• _EXERCISE DETAILS_: From the text below on Paul's letter to the church in Rome, list every person it names as having been influenced by that letter.

Letter to the church in Rome

From Paul, the apostle to the Gentiles

Rome was the center of the known world; it was the cradle of civilization, commerce, culture—and home to a military machine under the command of Caesar, the most powerful man in the world. The most influential city on the planet was on the frontier of the Jesus movement, a place where God was bringing together Jews and non-Jews into one community to follow Jesus’ teachings.

A group of believers was gathering, and a church of great importance was forming from ragamuffin believers who had been touched by the power of the gospel. But they do not appear to have had the leadership of the Lord’s emissaries—those who had walked with and had been handpicked by Jesus.

This church would become the seedbed for the spread of the gospel across the known world, so Paul recognized the importance of articulating the whole gospel to this body of believers and preparing them for their missional calling in the world.


Instructions to Other Churches

This letter from Paul, the emissary of Jesus, breaks all the previous molds. He is writing to many people he does not know, is instructing a church he did not plant, and is challenging them to embrace their role in bringing the gospel to the people of Italy and Spain, despite the fact that he has not been able to model the work of missions and church planting in Rome as he had in other places.

What would Paul have to say to believers he had never met?

How would he proclaim the gospel in a letter?

In planting other churches, Paul surely told how the risen Jesus appeared to him. Paul must have preached to them for untold hours (he was known for being quite verbose) about sin, redemption, justification, the cross, adoption, grace, love, life in the Spirit, and the power of the Anointed One to redeem all things.


Persuasive View of the Power of the Gospel

This letter set the church in Rome on a firm foundation and ultimately became one of the most important pieces of literature ever written. It has influenced some of the greatest minds and agents of change the world has known: Augustine, Martin Luther, John Wesley, Martin Luther King Jr., and Desmond Tutu, just to name a few.

• _AVAILABLE DATA_:

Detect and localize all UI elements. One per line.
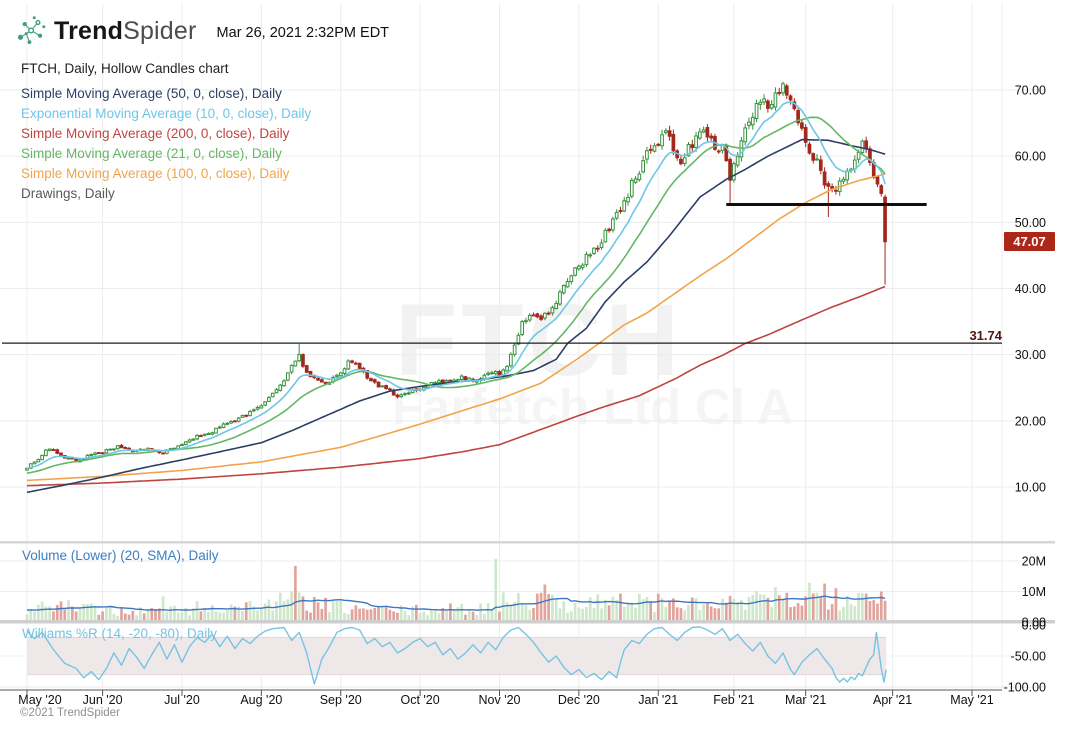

• _SOLUTION FOR THIS TASK_:
Augustine
Martin Luther
John Wesley
Martin Luther King Jr.
Desmond Tutu